**Task to complete**
Single out the lines of the material that contain "Manifest" and copy them.

**Exercise data**
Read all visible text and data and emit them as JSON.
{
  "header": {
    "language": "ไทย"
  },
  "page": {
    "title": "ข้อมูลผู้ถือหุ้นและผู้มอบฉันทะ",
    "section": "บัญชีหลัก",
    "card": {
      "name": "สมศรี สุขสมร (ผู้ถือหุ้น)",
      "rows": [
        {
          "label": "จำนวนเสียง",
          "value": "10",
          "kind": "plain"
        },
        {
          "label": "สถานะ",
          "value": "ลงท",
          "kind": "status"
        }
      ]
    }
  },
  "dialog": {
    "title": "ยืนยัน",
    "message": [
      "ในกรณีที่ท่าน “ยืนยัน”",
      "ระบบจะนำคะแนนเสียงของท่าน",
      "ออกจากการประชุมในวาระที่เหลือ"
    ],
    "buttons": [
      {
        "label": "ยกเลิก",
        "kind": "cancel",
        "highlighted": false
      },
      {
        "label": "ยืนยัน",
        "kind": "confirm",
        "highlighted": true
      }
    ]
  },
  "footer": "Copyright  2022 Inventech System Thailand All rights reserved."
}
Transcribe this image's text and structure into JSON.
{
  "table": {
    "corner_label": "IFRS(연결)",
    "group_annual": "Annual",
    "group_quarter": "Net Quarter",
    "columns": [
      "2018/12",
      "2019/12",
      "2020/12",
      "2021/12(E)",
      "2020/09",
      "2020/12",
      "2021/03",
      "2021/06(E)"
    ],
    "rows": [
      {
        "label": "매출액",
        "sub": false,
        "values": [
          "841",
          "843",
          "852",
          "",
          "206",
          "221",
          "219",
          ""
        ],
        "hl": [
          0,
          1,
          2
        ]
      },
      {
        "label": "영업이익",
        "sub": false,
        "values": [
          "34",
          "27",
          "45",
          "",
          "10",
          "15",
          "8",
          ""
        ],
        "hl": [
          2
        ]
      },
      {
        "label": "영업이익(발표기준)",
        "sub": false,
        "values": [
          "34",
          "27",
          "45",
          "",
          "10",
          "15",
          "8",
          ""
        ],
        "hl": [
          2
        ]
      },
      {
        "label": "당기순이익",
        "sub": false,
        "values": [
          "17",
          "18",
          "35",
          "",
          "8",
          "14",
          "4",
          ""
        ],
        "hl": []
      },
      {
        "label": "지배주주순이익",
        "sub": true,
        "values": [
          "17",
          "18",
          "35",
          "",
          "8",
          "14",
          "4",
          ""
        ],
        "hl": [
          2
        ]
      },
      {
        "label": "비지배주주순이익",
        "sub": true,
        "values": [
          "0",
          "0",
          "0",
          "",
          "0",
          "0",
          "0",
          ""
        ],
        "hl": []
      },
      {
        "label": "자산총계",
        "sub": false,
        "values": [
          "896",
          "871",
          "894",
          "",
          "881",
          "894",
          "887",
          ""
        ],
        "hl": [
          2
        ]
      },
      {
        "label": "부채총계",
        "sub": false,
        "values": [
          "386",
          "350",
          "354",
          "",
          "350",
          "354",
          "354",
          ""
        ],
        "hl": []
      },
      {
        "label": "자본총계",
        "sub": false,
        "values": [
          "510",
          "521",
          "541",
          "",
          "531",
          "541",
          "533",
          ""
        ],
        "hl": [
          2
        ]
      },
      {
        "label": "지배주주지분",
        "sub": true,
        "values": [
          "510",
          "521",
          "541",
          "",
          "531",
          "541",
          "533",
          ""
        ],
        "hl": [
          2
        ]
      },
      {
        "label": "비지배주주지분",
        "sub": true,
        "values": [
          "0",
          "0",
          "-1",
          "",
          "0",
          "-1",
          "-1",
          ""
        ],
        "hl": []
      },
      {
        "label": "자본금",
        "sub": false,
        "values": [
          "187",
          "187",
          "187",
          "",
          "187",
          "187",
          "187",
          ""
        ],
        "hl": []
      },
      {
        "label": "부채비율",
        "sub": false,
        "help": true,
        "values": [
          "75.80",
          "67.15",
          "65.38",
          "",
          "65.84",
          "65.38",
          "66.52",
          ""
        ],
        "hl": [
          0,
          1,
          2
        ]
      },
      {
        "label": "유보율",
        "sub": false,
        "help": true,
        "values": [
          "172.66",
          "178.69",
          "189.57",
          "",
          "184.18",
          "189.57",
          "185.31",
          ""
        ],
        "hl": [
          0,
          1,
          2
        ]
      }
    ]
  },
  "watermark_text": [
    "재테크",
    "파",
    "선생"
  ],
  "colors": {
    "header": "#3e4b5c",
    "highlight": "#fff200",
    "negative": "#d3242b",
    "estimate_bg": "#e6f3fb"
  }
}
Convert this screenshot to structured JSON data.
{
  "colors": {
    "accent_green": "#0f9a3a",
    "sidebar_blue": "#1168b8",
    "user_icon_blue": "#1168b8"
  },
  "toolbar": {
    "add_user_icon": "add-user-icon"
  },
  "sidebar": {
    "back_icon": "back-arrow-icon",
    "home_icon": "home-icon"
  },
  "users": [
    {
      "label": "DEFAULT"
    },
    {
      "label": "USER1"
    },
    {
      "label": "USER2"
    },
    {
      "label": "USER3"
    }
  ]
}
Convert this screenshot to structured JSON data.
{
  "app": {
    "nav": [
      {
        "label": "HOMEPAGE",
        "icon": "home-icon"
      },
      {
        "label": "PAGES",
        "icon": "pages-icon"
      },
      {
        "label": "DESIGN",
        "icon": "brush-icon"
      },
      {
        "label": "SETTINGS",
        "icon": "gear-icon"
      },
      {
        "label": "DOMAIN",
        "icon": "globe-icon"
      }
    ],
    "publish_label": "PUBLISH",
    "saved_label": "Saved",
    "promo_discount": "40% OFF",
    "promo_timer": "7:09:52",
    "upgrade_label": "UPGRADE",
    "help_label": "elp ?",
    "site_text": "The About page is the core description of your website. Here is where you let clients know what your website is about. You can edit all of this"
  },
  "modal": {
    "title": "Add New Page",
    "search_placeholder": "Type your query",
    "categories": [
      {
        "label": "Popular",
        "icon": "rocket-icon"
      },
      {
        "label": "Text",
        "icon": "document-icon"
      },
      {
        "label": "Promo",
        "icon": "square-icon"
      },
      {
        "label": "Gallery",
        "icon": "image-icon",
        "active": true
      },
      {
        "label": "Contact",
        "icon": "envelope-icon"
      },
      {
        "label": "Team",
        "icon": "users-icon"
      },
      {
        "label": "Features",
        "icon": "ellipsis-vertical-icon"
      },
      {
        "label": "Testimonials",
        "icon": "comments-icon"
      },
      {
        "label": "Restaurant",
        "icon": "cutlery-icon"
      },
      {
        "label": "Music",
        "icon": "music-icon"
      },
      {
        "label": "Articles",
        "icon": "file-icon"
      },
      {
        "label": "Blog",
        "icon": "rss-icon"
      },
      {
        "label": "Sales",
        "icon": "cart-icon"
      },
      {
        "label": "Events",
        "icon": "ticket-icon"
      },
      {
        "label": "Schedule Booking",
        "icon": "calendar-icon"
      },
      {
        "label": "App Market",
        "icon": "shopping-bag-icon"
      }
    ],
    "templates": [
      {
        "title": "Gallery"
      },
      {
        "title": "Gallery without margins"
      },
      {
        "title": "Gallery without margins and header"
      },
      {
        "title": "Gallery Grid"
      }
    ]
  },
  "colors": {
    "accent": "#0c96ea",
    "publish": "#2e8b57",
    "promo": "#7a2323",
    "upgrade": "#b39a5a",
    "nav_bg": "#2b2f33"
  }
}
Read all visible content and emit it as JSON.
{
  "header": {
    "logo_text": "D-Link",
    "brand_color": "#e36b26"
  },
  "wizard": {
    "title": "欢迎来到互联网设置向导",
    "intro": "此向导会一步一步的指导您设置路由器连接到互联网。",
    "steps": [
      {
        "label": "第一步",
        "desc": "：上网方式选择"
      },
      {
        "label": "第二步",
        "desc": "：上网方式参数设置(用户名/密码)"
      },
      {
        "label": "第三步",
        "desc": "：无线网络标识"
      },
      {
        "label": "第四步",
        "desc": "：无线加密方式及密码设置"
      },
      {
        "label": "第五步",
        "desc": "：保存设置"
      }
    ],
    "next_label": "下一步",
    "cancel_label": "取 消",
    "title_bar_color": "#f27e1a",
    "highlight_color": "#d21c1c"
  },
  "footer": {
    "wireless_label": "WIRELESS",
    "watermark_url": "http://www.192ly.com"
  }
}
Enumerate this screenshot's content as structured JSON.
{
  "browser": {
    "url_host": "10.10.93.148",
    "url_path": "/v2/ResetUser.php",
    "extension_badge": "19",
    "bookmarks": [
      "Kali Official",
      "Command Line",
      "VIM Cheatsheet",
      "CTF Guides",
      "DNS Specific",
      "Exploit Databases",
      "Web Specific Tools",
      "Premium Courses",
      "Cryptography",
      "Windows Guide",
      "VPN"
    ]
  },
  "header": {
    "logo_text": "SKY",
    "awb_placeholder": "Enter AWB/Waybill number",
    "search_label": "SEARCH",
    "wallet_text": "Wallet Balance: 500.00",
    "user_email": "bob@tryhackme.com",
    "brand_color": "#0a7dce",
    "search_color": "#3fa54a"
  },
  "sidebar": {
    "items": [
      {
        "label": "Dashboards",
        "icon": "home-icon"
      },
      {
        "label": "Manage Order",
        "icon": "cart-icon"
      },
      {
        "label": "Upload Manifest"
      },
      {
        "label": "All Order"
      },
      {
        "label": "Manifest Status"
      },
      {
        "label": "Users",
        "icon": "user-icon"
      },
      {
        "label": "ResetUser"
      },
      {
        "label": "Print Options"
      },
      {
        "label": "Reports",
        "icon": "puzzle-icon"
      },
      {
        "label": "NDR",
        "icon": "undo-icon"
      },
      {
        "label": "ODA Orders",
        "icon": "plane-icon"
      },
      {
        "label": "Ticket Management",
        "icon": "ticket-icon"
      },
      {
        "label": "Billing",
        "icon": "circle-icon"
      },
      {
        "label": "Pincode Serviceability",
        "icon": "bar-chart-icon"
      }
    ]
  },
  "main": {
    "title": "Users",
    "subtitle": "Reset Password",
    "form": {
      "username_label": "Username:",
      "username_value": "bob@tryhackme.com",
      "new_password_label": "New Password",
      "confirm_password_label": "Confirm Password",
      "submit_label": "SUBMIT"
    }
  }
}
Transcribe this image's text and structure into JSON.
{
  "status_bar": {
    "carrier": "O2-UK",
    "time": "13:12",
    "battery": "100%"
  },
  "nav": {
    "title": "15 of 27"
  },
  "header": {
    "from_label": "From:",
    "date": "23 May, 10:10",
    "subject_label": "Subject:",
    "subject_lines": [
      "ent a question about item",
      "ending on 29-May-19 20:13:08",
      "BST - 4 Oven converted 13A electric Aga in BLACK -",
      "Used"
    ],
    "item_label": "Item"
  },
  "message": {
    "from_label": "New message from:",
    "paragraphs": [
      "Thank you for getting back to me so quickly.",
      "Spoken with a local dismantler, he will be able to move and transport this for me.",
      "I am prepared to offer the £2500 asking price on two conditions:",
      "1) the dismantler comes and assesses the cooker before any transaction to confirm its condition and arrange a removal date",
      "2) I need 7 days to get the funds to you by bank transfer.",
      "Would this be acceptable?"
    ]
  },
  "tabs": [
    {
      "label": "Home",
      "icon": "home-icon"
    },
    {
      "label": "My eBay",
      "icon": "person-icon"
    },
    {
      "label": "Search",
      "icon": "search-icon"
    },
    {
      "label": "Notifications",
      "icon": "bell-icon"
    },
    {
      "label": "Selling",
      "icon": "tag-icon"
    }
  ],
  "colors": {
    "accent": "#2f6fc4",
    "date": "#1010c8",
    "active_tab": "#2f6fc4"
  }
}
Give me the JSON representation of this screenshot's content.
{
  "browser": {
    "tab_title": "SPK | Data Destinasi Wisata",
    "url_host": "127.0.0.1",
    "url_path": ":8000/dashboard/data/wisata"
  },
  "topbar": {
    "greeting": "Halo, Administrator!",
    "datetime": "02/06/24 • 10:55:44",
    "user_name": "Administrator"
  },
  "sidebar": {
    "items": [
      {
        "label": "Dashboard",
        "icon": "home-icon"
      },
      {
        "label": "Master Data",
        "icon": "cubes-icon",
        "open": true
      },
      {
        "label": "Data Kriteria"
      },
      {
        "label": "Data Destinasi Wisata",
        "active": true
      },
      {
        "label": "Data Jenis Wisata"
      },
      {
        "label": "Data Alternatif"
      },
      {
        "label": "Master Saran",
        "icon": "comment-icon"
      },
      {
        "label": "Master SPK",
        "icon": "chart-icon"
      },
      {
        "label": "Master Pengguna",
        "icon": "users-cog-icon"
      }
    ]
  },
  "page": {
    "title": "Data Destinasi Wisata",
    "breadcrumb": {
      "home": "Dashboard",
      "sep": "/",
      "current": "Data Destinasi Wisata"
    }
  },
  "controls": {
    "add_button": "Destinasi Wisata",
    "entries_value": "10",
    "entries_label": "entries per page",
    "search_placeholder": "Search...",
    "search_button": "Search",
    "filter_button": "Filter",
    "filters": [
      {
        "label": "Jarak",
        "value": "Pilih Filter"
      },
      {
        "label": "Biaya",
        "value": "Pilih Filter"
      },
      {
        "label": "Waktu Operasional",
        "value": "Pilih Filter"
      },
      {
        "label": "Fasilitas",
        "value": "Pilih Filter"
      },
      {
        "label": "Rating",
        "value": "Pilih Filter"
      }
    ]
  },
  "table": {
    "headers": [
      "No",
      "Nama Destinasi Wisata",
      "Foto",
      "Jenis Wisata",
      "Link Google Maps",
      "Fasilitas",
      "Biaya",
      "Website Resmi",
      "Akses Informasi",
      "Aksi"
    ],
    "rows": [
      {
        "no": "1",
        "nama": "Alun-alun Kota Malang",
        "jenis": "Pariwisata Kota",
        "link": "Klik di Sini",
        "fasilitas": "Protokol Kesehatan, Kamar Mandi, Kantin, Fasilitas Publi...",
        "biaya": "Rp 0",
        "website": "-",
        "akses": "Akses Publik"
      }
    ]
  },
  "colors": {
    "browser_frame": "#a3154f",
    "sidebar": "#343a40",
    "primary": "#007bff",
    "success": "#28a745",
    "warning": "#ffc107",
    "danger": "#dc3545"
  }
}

**Complete output**
        "label": "Upload Manifest"
        "label": "Manifest Status"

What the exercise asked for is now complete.